SET EXERCISE:
Show every line that has the string "industry" in it.

STORED ROWS:
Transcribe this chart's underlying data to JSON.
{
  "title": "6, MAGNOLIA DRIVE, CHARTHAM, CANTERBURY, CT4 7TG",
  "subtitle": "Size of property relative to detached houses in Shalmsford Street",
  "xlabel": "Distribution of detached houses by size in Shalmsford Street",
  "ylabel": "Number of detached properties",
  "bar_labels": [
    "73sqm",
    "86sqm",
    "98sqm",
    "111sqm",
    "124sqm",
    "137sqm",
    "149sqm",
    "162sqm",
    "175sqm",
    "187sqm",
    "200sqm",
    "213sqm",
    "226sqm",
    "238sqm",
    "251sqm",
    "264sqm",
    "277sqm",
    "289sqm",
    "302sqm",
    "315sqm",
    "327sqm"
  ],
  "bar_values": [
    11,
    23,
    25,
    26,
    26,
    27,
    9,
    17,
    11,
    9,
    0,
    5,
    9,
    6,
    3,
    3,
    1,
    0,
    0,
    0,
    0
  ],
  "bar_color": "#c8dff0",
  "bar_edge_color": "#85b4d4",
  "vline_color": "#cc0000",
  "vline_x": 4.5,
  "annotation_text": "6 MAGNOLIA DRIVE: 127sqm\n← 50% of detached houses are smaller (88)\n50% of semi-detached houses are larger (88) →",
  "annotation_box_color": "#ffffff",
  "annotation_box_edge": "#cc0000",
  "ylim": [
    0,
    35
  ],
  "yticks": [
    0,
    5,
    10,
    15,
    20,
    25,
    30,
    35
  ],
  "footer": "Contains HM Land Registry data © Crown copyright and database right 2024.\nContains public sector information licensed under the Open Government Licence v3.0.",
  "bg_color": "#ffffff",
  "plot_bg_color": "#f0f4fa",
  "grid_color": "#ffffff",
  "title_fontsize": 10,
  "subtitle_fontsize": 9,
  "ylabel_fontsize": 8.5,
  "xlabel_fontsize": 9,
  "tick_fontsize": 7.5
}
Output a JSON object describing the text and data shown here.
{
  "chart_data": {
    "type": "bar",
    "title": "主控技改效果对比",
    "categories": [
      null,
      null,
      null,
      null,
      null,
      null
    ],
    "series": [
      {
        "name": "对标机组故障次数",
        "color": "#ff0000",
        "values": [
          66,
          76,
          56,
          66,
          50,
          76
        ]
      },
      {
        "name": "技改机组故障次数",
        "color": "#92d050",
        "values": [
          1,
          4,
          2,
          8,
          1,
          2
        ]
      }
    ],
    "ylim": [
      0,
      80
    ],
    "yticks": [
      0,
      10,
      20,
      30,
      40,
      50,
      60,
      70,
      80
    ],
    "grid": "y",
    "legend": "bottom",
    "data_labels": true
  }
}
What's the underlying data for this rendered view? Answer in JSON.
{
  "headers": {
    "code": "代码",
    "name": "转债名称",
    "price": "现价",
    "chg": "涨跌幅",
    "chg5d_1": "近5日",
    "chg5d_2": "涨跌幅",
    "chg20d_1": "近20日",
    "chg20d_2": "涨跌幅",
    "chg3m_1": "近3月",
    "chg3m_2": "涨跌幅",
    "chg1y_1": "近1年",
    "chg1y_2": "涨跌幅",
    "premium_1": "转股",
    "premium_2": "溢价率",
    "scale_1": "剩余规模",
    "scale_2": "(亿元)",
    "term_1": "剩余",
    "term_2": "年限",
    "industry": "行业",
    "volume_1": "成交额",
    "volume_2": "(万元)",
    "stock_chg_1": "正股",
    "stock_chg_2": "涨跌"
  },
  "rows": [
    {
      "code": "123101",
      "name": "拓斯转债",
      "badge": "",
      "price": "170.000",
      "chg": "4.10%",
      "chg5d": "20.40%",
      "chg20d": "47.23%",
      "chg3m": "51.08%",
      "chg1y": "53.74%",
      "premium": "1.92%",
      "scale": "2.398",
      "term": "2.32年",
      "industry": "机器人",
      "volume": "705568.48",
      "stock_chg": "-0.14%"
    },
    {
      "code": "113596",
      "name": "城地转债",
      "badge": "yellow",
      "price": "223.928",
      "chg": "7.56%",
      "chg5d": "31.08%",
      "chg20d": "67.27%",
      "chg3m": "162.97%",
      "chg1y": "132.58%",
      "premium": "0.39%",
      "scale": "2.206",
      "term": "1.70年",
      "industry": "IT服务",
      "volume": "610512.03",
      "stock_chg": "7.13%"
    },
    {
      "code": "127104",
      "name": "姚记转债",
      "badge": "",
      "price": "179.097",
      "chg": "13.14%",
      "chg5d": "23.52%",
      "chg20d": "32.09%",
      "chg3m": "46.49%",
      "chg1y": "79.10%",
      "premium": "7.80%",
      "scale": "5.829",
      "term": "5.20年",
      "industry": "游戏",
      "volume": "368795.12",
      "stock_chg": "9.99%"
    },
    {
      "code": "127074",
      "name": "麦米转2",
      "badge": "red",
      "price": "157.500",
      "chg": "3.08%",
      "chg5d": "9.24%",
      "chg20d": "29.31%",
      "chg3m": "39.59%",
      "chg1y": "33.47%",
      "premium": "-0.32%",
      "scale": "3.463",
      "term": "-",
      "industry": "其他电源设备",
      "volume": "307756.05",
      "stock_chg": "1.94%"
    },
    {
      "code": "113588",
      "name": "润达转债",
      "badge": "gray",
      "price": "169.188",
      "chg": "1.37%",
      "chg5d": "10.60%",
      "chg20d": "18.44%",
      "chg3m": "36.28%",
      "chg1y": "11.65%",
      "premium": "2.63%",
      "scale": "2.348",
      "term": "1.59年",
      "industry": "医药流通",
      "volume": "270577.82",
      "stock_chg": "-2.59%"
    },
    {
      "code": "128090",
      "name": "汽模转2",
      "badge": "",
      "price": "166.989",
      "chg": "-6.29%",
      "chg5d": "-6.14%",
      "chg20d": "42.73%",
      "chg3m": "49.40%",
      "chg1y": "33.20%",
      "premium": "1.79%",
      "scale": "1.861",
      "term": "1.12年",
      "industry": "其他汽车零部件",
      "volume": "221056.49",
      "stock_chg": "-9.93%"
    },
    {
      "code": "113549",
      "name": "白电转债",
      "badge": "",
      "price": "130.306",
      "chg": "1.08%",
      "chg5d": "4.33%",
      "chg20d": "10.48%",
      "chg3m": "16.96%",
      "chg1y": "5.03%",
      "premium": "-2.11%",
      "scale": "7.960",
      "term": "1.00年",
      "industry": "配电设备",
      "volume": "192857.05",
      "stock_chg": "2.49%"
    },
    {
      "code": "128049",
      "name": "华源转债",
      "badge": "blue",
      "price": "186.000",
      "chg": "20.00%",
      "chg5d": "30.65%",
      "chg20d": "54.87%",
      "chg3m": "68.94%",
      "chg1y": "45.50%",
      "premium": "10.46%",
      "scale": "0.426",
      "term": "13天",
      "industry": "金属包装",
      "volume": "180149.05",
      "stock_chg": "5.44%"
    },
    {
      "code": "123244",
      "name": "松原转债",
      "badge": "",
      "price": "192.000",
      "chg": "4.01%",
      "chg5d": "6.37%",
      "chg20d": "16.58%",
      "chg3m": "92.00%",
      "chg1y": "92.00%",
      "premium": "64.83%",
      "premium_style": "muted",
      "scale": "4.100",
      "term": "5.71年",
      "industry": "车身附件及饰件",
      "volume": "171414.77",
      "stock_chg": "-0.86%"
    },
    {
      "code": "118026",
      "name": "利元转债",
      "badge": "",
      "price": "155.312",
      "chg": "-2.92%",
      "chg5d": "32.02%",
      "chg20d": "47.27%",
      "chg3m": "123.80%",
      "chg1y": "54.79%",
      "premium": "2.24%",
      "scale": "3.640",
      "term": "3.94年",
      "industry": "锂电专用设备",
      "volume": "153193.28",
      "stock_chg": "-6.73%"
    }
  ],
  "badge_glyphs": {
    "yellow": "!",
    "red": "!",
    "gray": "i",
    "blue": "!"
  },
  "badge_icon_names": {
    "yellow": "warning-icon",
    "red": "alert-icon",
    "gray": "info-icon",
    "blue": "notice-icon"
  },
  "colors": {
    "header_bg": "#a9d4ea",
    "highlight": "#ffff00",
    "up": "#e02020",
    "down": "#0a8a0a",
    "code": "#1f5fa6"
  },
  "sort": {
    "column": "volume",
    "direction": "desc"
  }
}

SOLUTION TO THIS EXERCISE:
    "industry": "行业",
      "industry": "机器人",
      "industry": "IT服务",
      "industry": "游戏",
      "industry": "其他电源设备",
      "industry": "医药流通",
      "industry": "其他汽车零部件",
      "industry": "配电设备",
      "industry": "金属包装",
      "industry": "车身附件及饰件",
      "industry": "锂电专用设备",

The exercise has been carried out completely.